• **WHAT TO PRODUCE**:
Scan the listing that follows and report how many lines contain "xlabel". Write the number alone.
··· MATERIAL SHOWN
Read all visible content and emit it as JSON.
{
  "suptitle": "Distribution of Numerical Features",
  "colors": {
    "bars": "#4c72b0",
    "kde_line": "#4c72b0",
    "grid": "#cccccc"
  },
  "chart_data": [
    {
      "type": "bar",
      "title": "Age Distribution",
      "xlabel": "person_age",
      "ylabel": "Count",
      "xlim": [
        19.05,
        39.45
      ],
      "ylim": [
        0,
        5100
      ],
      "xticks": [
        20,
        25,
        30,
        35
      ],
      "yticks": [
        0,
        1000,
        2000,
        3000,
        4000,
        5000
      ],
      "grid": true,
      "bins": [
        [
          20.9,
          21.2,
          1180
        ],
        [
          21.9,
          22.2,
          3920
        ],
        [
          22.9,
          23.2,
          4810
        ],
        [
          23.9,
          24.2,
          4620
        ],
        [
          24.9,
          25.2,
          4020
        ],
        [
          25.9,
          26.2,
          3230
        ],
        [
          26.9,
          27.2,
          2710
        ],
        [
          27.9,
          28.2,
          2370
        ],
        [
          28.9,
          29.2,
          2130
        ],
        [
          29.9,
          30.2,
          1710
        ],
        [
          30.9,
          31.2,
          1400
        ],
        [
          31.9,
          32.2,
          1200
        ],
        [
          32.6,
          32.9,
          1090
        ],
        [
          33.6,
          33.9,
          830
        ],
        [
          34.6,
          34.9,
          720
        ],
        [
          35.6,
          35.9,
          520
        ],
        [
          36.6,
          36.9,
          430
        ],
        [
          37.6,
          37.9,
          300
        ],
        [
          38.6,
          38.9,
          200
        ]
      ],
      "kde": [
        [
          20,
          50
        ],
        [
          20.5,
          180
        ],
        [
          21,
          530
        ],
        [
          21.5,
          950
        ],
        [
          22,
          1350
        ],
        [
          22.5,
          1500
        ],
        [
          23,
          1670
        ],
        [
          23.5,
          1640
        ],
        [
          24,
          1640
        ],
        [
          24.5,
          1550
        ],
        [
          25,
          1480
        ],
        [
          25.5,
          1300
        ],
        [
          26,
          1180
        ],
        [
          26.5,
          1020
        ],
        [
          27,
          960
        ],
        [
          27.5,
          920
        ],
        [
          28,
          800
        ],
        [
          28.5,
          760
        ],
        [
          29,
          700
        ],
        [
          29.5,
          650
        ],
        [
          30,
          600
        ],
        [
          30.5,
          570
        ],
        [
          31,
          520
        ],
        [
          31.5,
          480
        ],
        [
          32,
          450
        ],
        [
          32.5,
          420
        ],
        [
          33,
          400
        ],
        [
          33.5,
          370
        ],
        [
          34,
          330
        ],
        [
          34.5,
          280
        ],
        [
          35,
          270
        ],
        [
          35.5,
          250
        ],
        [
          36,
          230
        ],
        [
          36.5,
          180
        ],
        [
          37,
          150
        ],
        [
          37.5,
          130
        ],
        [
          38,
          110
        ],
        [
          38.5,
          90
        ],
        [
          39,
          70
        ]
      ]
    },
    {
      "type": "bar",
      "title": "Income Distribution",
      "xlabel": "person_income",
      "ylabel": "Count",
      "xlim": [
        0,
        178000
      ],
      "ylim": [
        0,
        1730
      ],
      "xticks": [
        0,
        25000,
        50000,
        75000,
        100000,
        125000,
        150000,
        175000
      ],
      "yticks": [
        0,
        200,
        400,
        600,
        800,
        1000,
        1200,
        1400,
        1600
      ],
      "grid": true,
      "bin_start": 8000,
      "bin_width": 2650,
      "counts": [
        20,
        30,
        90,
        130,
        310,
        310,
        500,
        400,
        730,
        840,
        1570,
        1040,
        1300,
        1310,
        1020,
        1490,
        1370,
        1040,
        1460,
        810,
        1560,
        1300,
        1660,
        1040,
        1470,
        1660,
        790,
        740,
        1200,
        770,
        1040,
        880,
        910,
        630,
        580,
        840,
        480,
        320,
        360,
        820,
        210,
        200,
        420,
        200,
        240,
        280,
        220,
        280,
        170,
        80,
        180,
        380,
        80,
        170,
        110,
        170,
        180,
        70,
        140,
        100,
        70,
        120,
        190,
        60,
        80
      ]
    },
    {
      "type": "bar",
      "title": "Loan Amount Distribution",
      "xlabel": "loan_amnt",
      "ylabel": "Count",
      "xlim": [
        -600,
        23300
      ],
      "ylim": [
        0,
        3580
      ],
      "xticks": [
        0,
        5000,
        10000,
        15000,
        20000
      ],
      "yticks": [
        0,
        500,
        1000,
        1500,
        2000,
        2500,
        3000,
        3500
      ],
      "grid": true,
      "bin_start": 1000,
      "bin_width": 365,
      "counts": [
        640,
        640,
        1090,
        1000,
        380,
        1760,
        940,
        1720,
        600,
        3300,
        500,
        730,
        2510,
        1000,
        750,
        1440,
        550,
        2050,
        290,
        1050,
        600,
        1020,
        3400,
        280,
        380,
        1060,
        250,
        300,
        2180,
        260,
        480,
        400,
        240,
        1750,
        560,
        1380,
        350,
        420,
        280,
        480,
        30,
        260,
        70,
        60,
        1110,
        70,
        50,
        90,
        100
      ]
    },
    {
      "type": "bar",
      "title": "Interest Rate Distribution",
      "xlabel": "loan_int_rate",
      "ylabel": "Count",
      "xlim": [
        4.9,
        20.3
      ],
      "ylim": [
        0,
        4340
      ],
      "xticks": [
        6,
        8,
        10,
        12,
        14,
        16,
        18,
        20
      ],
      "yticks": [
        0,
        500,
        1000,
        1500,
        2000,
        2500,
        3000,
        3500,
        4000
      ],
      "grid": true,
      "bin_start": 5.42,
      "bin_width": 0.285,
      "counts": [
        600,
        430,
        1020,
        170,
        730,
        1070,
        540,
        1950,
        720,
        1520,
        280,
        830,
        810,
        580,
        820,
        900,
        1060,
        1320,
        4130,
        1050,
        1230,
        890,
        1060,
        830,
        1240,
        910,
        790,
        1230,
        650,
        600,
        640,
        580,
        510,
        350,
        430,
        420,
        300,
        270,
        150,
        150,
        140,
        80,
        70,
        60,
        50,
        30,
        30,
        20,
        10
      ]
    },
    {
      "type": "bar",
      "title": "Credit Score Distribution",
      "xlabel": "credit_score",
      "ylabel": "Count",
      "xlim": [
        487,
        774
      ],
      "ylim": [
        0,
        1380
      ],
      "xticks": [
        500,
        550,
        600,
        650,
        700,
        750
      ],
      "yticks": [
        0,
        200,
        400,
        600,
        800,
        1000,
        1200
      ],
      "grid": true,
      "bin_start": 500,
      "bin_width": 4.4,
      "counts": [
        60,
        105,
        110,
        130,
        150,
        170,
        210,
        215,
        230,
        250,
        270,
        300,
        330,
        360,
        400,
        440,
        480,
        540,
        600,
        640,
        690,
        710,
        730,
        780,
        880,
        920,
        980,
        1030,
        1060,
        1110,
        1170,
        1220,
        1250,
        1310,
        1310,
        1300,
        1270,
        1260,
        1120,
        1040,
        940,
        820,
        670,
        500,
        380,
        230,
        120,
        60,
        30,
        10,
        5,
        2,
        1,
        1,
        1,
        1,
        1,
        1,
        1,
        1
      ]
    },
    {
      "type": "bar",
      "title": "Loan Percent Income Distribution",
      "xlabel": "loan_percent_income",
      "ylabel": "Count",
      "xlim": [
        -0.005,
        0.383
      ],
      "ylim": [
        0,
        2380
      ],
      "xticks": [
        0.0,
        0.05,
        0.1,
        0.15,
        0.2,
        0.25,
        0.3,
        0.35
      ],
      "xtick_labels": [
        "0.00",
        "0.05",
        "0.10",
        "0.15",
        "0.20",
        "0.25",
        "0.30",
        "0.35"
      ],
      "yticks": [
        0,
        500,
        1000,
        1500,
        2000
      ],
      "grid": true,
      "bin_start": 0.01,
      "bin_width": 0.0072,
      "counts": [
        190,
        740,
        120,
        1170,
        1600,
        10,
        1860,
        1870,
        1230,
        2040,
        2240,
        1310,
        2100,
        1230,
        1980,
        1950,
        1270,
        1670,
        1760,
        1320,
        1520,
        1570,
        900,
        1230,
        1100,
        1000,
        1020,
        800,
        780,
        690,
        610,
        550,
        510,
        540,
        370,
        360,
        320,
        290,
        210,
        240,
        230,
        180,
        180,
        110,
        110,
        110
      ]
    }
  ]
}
······
• **ANSWER TO THIS PROBLEM**:
6